>> start
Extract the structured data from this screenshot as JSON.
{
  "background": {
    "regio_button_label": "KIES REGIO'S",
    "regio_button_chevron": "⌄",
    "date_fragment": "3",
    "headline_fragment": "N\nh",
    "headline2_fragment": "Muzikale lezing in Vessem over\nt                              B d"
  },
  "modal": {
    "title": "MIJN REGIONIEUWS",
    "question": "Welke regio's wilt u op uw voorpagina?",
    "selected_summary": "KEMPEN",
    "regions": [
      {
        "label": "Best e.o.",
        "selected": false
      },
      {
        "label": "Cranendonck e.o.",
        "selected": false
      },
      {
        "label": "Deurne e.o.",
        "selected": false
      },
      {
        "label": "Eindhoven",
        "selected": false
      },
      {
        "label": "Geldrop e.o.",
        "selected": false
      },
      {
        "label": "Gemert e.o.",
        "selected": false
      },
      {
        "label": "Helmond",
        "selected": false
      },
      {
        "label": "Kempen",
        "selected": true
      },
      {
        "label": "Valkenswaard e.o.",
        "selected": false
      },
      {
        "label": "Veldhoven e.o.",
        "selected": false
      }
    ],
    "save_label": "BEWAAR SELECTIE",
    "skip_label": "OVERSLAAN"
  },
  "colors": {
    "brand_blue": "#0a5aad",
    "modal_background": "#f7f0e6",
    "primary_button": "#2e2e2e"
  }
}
>> end
* _What needs to be done_:
Return the whole listing exactly.

* _Solved exercise_:
Extract the structured data from this screenshot as JSON.
{
  "background": {
    "regio_button_label": "KIES REGIO'S",
    "regio_button_chevron": "⌄",
    "date_fragment": "3",
    "headline_fragment": "N\nh",
    "headline2_fragment": "Muzikale lezing in Vessem over\nt                              B d"
  },
  "modal": {
    "title": "MIJN REGIONIEUWS",
    "question": "Welke regio's wilt u op uw voorpagina?",
    "selected_summary": "KEMPEN",
    "regions": [
      {
        "label": "Best e.o.",
        "selected": false
      },
      {
        "label": "Cranendonck e.o.",
        "selected": false
      },
      {
        "label": "Deurne e.o.",
        "selected": false
      },
      {
        "label": "Eindhoven",
        "selected": false
      },
      {
        "label": "Geldrop e.o.",
        "selected": false
      },
      {
        "label": "Gemert e.o.",
        "selected": false
      },
      {
        "label": "Helmond",
        "selected": false
      },
      {
        "label": "Kempen",
        "selected": true
      },
      {
        "label": "Valkenswaard e.o.",
        "selected": false
      },
      {
        "label": "Veldhoven e.o.",
        "selected": false
      }
    ],
    "save_label": "BEWAAR SELECTIE",
    "skip_label": "OVERSLAAN"
  },
  "colors": {
    "brand_blue": "#0a5aad",
    "modal_background": "#f7f0e6",
    "primary_button": "#2e2e2e"
  }
}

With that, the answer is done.